Print all the data, keeping every line exactly as it is.

[begin Data provided]

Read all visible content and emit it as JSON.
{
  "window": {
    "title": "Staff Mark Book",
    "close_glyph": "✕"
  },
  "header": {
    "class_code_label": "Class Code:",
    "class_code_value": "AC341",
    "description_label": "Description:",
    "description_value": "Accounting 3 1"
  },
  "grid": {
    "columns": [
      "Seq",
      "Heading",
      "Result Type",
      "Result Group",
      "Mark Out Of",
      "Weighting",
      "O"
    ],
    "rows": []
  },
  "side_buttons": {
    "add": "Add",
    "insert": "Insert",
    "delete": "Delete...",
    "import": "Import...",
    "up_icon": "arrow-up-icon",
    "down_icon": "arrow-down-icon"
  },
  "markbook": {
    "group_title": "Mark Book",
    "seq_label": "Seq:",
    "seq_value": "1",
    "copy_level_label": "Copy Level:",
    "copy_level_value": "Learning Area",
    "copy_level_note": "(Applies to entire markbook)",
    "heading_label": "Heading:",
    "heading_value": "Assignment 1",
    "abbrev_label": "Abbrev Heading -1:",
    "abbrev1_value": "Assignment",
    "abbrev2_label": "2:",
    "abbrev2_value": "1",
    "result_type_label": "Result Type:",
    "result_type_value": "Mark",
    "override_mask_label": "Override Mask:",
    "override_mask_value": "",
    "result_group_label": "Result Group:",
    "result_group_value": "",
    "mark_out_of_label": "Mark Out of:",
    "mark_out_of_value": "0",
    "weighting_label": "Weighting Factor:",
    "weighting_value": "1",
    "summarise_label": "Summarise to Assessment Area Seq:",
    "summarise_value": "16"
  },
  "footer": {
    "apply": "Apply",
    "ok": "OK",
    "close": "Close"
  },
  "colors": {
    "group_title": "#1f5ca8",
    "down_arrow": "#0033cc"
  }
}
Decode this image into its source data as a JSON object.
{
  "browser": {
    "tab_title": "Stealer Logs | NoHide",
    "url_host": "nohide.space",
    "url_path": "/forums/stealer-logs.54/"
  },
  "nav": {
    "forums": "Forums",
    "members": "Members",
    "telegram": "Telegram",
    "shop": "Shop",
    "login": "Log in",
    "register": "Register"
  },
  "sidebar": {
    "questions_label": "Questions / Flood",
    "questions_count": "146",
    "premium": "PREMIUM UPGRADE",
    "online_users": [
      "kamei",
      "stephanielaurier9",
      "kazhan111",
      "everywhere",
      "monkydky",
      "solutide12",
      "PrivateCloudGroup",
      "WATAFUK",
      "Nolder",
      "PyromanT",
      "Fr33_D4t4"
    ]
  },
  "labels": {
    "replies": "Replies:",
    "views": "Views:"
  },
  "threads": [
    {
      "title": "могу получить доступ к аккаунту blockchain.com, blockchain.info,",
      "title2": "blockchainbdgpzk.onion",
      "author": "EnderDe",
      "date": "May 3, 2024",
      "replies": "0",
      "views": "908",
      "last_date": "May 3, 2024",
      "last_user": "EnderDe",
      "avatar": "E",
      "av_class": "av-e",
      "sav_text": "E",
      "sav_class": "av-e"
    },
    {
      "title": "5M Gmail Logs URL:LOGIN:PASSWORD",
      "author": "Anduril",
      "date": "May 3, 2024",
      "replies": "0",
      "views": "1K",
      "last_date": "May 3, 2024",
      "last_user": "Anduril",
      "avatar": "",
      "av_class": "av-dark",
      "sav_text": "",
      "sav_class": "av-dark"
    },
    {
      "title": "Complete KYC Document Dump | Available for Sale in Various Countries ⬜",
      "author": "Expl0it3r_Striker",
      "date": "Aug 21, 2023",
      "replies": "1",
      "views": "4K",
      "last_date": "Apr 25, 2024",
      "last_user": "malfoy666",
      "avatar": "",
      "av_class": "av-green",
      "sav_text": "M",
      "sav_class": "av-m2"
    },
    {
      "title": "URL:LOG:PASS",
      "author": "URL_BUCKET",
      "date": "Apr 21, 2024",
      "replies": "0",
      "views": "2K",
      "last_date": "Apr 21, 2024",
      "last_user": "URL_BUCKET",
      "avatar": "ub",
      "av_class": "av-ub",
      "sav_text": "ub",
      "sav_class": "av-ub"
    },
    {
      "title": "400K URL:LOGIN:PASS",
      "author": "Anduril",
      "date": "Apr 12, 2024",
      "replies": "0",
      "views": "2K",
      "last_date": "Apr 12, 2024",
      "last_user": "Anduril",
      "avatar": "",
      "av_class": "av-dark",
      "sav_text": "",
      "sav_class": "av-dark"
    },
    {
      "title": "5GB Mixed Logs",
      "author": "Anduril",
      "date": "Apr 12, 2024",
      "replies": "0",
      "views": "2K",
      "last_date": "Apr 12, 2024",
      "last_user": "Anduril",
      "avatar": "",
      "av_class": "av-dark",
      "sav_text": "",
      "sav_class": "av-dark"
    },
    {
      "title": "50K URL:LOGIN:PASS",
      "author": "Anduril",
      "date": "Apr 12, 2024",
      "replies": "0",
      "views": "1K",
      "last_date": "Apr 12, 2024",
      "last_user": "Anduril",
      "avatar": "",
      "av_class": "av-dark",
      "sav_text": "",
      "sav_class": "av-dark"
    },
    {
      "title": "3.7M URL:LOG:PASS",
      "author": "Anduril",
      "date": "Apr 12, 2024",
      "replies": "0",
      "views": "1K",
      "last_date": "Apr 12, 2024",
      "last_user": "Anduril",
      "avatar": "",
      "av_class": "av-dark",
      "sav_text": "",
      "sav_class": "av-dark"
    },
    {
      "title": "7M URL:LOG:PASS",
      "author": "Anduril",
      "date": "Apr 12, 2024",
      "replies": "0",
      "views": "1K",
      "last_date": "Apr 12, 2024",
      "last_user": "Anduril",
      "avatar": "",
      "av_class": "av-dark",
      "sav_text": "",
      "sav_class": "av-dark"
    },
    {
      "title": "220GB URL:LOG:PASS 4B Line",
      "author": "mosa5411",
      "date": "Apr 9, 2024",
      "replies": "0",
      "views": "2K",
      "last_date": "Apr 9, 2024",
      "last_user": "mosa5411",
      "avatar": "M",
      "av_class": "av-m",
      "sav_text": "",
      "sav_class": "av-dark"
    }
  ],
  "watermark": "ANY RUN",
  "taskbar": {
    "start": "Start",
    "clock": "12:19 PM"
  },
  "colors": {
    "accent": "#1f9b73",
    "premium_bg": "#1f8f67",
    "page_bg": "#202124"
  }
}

[end Data provided]

# [Problem solution]
Read all visible content and emit it as JSON.
{
  "window": {
    "title": "Staff Mark Book",
    "close_glyph": "✕"
  },
  "header": {
    "class_code_label": "Class Code:",
    "class_code_value": "AC341",
    "description_label": "Description:",
    "description_value": "Accounting 3 1"
  },
  "grid": {
    "columns": [
      "Seq",
      "Heading",
      "Result Type",
      "Result Group",
      "Mark Out Of",
      "Weighting",
      "O"
    ],
    "rows": []
  },
  "side_buttons": {
    "add": "Add",
    "insert": "Insert",
    "delete": "Delete...",
    "import": "Import...",
    "up_icon": "arrow-up-icon",
    "down_icon": "arrow-down-icon"
  },
  "markbook": {
    "group_title": "Mark Book",
    "seq_label": "Seq:",
    "seq_value": "1",
    "copy_level_label": "Copy Level:",
    "copy_level_value": "Learning Area",
    "copy_level_note": "(Applies to entire markbook)",
    "heading_label": "Heading:",
    "heading_value": "Assignment 1",
    "abbrev_label": "Abbrev Heading -1:",
    "abbrev1_value": "Assignment",
    "abbrev2_label": "2:",
    "abbrev2_value": "1",
    "result_type_label": "Result Type:",
    "result_type_value": "Mark",
    "override_mask_label": "Override Mask:",
    "override_mask_value": "",
    "result_group_label": "Result Group:",
    "result_group_value": "",
    "mark_out_of_label": "Mark Out of:",
    "mark_out_of_value": "0",
    "weighting_label": "Weighting Factor:",
    "weighting_value": "1",
    "summarise_label": "Summarise to Assessment Area Seq:",
    "summarise_value": "16"
  },
  "footer": {
    "apply": "Apply",
    "ok": "OK",
    "close": "Close"
  },
  "colors": {
    "group_title": "#1f5ca8",
    "down_arrow": "#0033cc"
  }
}
Decode this image into its source data as a JSON object.
{
  "browser": {
    "tab_title": "Stealer Logs | NoHide",
    "url_host": "nohide.space",
    "url_path": "/forums/stealer-logs.54/"
  },
  "nav": {
    "forums": "Forums",
    "members": "Members",
    "telegram": "Telegram",
    "shop": "Shop",
    "login": "Log in",
    "register": "Register"
  },
  "sidebar": {
    "questions_label": "Questions / Flood",
    "questions_count": "146",
    "premium": "PREMIUM UPGRADE",
    "online_users": [
      "kamei",
      "stephanielaurier9",
      "kazhan111",
      "everywhere",
      "monkydky",
      "solutide12",
      "PrivateCloudGroup",
      "WATAFUK",
      "Nolder",
      "PyromanT",
      "Fr33_D4t4"
    ]
  },
  "labels": {
    "replies": "Replies:",
    "views": "Views:"
  },
  "threads": [
    {
      "title": "могу получить доступ к аккаунту blockchain.com, blockchain.info,",
      "title2": "blockchainbdgpzk.onion",
      "author": "EnderDe",
      "date": "May 3, 2024",
      "replies": "0",
      "views": "908",
      "last_date": "May 3, 2024",
      "last_user": "EnderDe",
      "avatar": "E",
      "av_class": "av-e",
      "sav_text": "E",
      "sav_class": "av-e"
    },
    {
      "title": "5M Gmail Logs URL:LOGIN:PASSWORD",
      "author": "Anduril",
      "date": "May 3, 2024",
      "replies": "0",
      "views": "1K",
      "last_date": "May 3, 2024",
      "last_user": "Anduril",
      "avatar": "",
      "av_class": "av-dark",
      "sav_text": "",
      "sav_class": "av-dark"
    },
    {
      "title": "Complete KYC Document Dump | Available for Sale in Various Countries ⬜",
      "author": "Expl0it3r_Striker",
      "date": "Aug 21, 2023",
      "replies": "1",
      "views": "4K",
      "last_date": "Apr 25, 2024",
      "last_user": "malfoy666",
      "avatar": "",
      "av_class": "av-green",
      "sav_text": "M",
      "sav_class": "av-m2"
    },
    {
      "title": "URL:LOG:PASS",
      "author": "URL_BUCKET",
      "date": "Apr 21, 2024",
      "replies": "0",
      "views": "2K",
      "last_date": "Apr 21, 2024",
      "last_user": "URL_BUCKET",
      "avatar": "ub",
      "av_class": "av-ub",
      "sav_text": "ub",
      "sav_class": "av-ub"
    },
    {
      "title": "400K URL:LOGIN:PASS",
      "author": "Anduril",
      "date": "Apr 12, 2024",
      "replies": "0",
      "views": "2K",
      "last_date": "Apr 12, 2024",
      "last_user": "Anduril",
      "avatar": "",
      "av_class": "av-dark",
      "sav_text": "",
      "sav_class": "av-dark"
    },
    {
      "title": "5GB Mixed Logs",
      "author": "Anduril",
      "date": "Apr 12, 2024",
      "replies": "0",
      "views": "2K",
      "last_date": "Apr 12, 2024",
      "last_user": "Anduril",
      "avatar": "",
      "av_class": "av-dark",
      "sav_text": "",
      "sav_class": "av-dark"
    },
    {
      "title": "50K URL:LOGIN:PASS",
      "author": "Anduril",
      "date": "Apr 12, 2024",
      "replies": "0",
      "views": "1K",
      "last_date": "Apr 12, 2024",
      "last_user": "Anduril",
      "avatar": "",
      "av_class": "av-dark",
      "sav_text": "",
      "sav_class": "av-dark"
    },
    {
      "title": "3.7M URL:LOG:PASS",
      "author": "Anduril",
      "date": "Apr 12, 2024",
      "replies": "0",
      "views": "1K",
      "last_date": "Apr 12, 2024",
      "last_user": "Anduril",
      "avatar": "",
      "av_class": "av-dark",
      "sav_text": "",
      "sav_class": "av-dark"
    },
    {
      "title": "7M URL:LOG:PASS",
      "author": "Anduril",
      "date": "Apr 12, 2024",
      "replies": "0",
      "views": "1K",
      "last_date": "Apr 12, 2024",
      "last_user": "Anduril",
      "avatar": "",
      "av_class": "av-dark",
      "sav_text": "",
      "sav_class": "av-dark"
    },
    {
      "title": "220GB URL:LOG:PASS 4B Line",
      "author": "mosa5411",
      "date": "Apr 9, 2024",
      "replies": "0",
      "views": "2K",
      "last_date": "Apr 9, 2024",
      "last_user": "mosa5411",
      "avatar": "M",
      "av_class": "av-m",
      "sav_text": "",
      "sav_class": "av-dark"
    }
  ],
  "watermark": "ANY RUN",
  "taskbar": {
    "start": "Start",
    "clock": "12:19 PM"
  },
  "colors": {
    "accent": "#1f9b73",
    "premium_bg": "#1f8f67",
    "page_bg": "#202124"
  }
}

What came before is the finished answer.